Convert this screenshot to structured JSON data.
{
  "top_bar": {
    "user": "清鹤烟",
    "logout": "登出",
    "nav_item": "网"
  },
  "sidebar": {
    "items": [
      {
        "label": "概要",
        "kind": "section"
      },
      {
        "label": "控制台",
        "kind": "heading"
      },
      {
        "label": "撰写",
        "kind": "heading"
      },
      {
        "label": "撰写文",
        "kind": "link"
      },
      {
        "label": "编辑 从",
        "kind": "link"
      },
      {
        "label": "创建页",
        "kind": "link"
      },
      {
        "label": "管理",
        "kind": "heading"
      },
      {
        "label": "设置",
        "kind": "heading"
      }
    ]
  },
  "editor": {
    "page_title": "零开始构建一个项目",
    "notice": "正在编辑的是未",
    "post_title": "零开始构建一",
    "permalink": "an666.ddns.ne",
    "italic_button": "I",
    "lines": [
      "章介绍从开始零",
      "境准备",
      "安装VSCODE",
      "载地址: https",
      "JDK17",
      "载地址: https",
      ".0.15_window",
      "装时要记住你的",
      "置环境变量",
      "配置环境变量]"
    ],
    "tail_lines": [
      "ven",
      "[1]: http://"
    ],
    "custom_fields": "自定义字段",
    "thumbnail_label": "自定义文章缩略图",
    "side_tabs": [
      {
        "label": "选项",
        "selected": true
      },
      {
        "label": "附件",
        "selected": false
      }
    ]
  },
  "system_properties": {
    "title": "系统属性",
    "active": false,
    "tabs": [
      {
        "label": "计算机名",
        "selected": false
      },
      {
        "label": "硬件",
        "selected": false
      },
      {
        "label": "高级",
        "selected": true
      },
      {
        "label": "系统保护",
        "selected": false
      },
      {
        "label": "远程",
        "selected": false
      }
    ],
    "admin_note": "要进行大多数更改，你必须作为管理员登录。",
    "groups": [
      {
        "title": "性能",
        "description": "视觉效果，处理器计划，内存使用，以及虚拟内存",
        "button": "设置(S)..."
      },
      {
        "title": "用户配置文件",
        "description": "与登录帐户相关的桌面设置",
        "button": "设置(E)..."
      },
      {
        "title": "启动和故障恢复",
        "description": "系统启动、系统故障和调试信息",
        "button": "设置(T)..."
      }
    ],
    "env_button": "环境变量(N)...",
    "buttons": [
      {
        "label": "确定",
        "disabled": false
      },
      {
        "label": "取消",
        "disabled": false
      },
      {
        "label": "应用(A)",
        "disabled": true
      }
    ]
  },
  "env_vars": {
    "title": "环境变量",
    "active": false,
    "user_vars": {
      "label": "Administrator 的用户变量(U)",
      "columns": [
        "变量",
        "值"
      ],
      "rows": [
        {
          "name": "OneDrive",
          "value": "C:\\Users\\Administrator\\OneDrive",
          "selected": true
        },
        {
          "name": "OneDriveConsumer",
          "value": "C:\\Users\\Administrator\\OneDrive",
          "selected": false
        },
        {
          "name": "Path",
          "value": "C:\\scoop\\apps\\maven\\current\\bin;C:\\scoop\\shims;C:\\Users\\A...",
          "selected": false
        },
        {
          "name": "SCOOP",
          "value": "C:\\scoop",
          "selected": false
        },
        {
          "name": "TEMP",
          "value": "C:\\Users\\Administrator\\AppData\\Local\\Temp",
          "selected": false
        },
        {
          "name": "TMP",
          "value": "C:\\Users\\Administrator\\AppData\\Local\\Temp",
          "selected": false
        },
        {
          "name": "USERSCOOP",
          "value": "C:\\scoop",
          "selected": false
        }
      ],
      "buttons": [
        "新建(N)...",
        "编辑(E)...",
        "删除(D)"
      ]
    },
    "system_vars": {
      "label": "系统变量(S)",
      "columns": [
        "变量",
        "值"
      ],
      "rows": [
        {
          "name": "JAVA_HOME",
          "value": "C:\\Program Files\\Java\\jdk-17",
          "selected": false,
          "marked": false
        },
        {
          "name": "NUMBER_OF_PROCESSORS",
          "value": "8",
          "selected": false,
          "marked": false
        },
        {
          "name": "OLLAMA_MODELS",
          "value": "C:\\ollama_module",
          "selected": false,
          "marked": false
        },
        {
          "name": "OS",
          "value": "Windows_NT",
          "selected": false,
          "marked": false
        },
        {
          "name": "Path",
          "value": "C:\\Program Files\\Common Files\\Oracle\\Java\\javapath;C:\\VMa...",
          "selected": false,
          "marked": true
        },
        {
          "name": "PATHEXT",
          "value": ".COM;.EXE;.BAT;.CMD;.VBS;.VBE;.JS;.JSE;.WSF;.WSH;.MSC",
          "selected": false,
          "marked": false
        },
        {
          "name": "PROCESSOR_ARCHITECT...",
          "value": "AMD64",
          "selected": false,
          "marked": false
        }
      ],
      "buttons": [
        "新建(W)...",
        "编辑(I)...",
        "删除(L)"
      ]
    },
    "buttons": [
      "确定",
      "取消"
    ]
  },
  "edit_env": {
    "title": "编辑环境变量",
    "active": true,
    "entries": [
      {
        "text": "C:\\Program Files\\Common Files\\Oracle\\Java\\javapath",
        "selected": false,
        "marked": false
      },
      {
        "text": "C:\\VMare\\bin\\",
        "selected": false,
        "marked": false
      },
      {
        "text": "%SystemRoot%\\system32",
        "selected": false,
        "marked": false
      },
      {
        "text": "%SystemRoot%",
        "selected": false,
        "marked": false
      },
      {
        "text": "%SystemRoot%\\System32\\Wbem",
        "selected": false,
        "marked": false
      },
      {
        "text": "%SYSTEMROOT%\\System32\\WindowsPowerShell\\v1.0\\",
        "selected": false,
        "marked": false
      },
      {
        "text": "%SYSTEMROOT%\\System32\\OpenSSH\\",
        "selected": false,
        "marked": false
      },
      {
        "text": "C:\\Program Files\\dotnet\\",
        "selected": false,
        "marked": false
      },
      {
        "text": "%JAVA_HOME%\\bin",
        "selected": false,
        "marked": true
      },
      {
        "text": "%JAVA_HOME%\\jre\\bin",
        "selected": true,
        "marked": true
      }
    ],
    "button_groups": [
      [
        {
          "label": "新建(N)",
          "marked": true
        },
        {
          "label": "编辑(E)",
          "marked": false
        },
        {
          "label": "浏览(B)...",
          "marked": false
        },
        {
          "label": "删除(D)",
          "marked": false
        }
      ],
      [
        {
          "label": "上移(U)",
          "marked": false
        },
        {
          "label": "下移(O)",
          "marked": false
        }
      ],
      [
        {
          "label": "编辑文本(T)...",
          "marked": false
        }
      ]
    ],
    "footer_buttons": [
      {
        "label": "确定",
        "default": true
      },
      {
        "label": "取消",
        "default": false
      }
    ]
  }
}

● ● ● ● ● ● ●

Write every entry out again exactly.

## Full answer
Convert this screenshot to structured JSON data.
{
  "top_bar": {
    "user": "清鹤烟",
    "logout": "登出",
    "nav_item": "网"
  },
  "sidebar": {
    "items": [
      {
        "label": "概要",
        "kind": "section"
      },
      {
        "label": "控制台",
        "kind": "heading"
      },
      {
        "label": "撰写",
        "kind": "heading"
      },
      {
        "label": "撰写文",
        "kind": "link"
      },
      {
        "label": "编辑 从",
        "kind": "link"
      },
      {
        "label": "创建页",
        "kind": "link"
      },
      {
        "label": "管理",
        "kind": "heading"
      },
      {
        "label": "设置",
        "kind": "heading"
      }
    ]
  },
  "editor": {
    "page_title": "零开始构建一个项目",
    "notice": "正在编辑的是未",
    "post_title": "零开始构建一",
    "permalink": "an666.ddns.ne",
    "italic_button": "I",
    "lines": [
      "章介绍从开始零",
      "境准备",
      "安装VSCODE",
      "载地址: https",
      "JDK17",
      "载地址: https",
      ".0.15_window",
      "装时要记住你的",
      "置环境变量",
      "配置环境变量]"
    ],
    "tail_lines": [
      "ven",
      "[1]: http://"
    ],
    "custom_fields": "自定义字段",
    "thumbnail_label": "自定义文章缩略图",
    "side_tabs": [
      {
        "label": "选项",
        "selected": true
      },
      {
        "label": "附件",
        "selected": false
      }
    ]
  },
  "system_properties": {
    "title": "系统属性",
    "active": false,
    "tabs": [
      {
        "label": "计算机名",
        "selected": false
      },
      {
        "label": "硬件",
        "selected": false
      },
      {
        "label": "高级",
        "selected": true
      },
      {
        "label": "系统保护",
        "selected": false
      },
      {
        "label": "远程",
        "selected": false
      }
    ],
    "admin_note": "要进行大多数更改，你必须作为管理员登录。",
    "groups": [
      {
        "title": "性能",
        "description": "视觉效果，处理器计划，内存使用，以及虚拟内存",
        "button": "设置(S)..."
      },
      {
        "title": "用户配置文件",
        "description": "与登录帐户相关的桌面设置",
        "button": "设置(E)..."
      },
      {
        "title": "启动和故障恢复",
        "description": "系统启动、系统故障和调试信息",
        "button": "设置(T)..."
      }
    ],
    "env_button": "环境变量(N)...",
    "buttons": [
      {
        "label": "确定",
        "disabled": false
      },
      {
        "label": "取消",
        "disabled": false
      },
      {
        "label": "应用(A)",
        "disabled": true
      }
    ]
  },
  "env_vars": {
    "title": "环境变量",
    "active": false,
    "user_vars": {
      "label": "Administrator 的用户变量(U)",
      "columns": [
        "变量",
        "值"
      ],
      "rows": [
        {
          "name": "OneDrive",
          "value": "C:\\Users\\Administrator\\OneDrive",
          "selected": true
        },
        {
          "name": "OneDriveConsumer",
          "value": "C:\\Users\\Administrator\\OneDrive",
          "selected": false
        },
        {
          "name": "Path",
          "value": "C:\\scoop\\apps\\maven\\current\\bin;C:\\scoop\\shims;C:\\Users\\A...",
          "selected": false
        },
        {
          "name": "SCOOP",
          "value": "C:\\scoop",
          "selected": false
        },
        {
          "name": "TEMP",
          "value": "C:\\Users\\Administrator\\AppData\\Local\\Temp",
          "selected": false
        },
        {
          "name": "TMP",
          "value": "C:\\Users\\Administrator\\AppData\\Local\\Temp",
          "selected": false
        },
        {
          "name": "USERSCOOP",
          "value": "C:\\scoop",
          "selected": false
        }
      ],
      "buttons": [
        "新建(N)...",
        "编辑(E)...",
        "删除(D)"
      ]
    },
    "system_vars": {
      "label": "系统变量(S)",
      "columns": [
        "变量",
        "值"
      ],
      "rows": [
        {
          "name": "JAVA_HOME",
          "value": "C:\\Program Files\\Java\\jdk-17",
          "selected": false,
          "marked": false
        },
        {
          "name": "NUMBER_OF_PROCESSORS",
          "value": "8",
          "selected": false,
          "marked": false
        },
        {
          "name": "OLLAMA_MODELS",
          "value": "C:\\ollama_module",
          "selected": false,
          "marked": false
        },
        {
          "name": "OS",
          "value": "Windows_NT",
          "selected": false,
          "marked": false
        },
        {
          "name": "Path",
          "value": "C:\\Program Files\\Common Files\\Oracle\\Java\\javapath;C:\\VMa...",
          "selected": false,
          "marked": true
        },
        {
          "name": "PATHEXT",
          "value": ".COM;.EXE;.BAT;.CMD;.VBS;.VBE;.JS;.JSE;.WSF;.WSH;.MSC",
          "selected": false,
          "marked": false
        },
        {
          "name": "PROCESSOR_ARCHITECT...",
          "value": "AMD64",
          "selected": false,
          "marked": false
        }
      ],
      "buttons": [
        "新建(W)...",
        "编辑(I)...",
        "删除(L)"
      ]
    },
    "buttons": [
      "确定",
      "取消"
    ]
  },
  "edit_env": {
    "title": "编辑环境变量",
    "active": true,
    "entries": [
      {
        "text": "C:\\Program Files\\Common Files\\Oracle\\Java\\javapath",
        "selected": false,
        "marked": false
      },
      {
        "text": "C:\\VMare\\bin\\",
        "selected": false,
        "marked": false
      },
      {
        "text": "%SystemRoot%\\system32",
        "selected": false,
        "marked": false
      },
      {
        "text": "%SystemRoot%",
        "selected": false,
        "marked": false
      },
      {
        "text": "%SystemRoot%\\System32\\Wbem",
        "selected": false,
        "marked": false
      },
      {
        "text": "%SYSTEMROOT%\\System32\\WindowsPowerShell\\v1.0\\",
        "selected": false,
        "marked": false
      },
      {
        "text": "%SYSTEMROOT%\\System32\\OpenSSH\\",
        "selected": false,
        "marked": false
      },
      {
        "text": "C:\\Program Files\\dotnet\\",
        "selected": false,
        "marked": false
      },
      {
        "text": "%JAVA_HOME%\\bin",
        "selected": false,
        "marked": true
      },
      {
        "text": "%JAVA_HOME%\\jre\\bin",
        "selected": true,
        "marked": true
      }
    ],
    "button_groups": [
      [
        {
          "label": "新建(N)",
          "marked": true
        },
        {
          "label": "编辑(E)",
          "marked": false
        },
        {
          "label": "浏览(B)...",
          "marked": false
        },
        {
          "label": "删除(D)",
          "marked": false
        }
      ],
      [
        {
          "label": "上移(U)",
          "marked": false
        },
        {
          "label": "下移(O)",
          "marked": false
        }
      ],
      [
        {
          "label": "编辑文本(T)...",
          "marked": false
        }
      ]
    ],
    "footer_buttons": [
      {
        "label": "确定",
        "default": true
      },
      {
        "label": "取消",
        "default": false
      }
    ]
  }
}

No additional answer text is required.